*Task*. Identify, in the records below, every line where the string "повернення" appears, and copy each such line.

*Dataset records*.
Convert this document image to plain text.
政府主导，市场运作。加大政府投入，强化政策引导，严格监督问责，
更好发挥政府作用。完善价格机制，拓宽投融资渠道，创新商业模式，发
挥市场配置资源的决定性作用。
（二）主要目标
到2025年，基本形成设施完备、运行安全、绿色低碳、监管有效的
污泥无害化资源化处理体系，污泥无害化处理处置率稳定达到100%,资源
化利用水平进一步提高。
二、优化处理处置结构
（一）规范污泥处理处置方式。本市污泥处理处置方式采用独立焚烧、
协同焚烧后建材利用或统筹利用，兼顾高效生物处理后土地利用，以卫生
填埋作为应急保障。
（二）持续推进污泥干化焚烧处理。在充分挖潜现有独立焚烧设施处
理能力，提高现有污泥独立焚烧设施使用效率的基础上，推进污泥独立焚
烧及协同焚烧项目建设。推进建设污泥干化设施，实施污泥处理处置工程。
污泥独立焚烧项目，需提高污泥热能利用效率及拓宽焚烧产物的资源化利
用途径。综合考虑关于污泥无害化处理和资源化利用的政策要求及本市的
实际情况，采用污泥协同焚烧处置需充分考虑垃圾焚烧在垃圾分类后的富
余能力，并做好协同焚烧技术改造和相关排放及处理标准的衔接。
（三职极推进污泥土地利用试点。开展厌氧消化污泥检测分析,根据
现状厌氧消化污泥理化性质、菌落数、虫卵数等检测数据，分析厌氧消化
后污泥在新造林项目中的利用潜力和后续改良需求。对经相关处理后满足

---

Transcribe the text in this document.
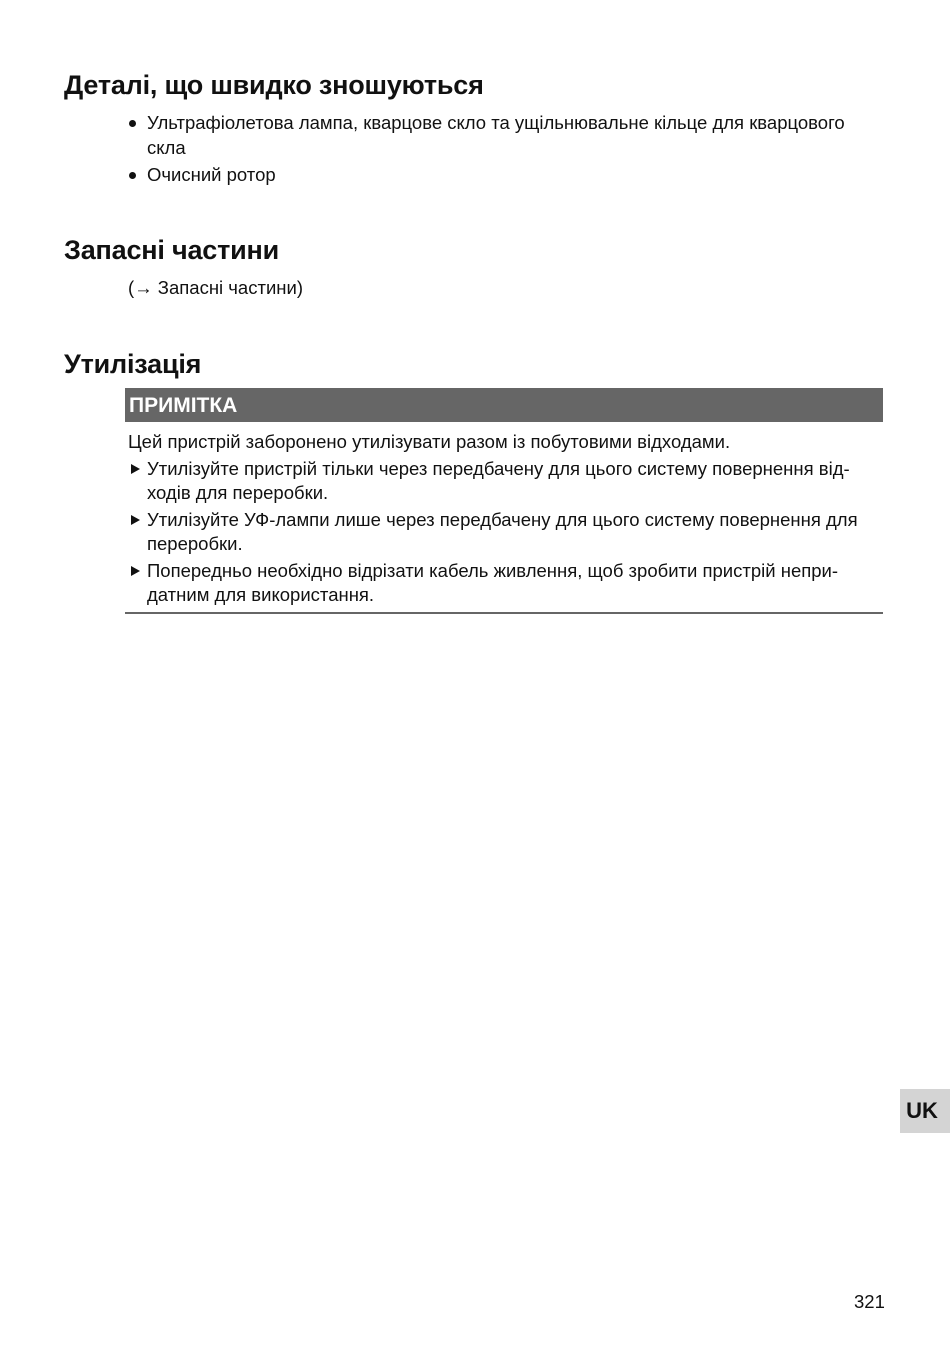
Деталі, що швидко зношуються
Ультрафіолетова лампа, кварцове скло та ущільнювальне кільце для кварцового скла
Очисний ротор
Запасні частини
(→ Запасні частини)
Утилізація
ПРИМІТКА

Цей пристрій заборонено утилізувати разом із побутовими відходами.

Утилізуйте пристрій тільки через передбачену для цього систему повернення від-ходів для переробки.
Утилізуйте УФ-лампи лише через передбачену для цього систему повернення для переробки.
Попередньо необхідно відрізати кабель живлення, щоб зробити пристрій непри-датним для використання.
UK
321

*Reply*.
Утилізуйте пристрій тільки через передбачену для цього систему повернення від-ходів для переробки.
Утилізуйте УФ-лампи лише через передбачену для цього систему повернення для переробки.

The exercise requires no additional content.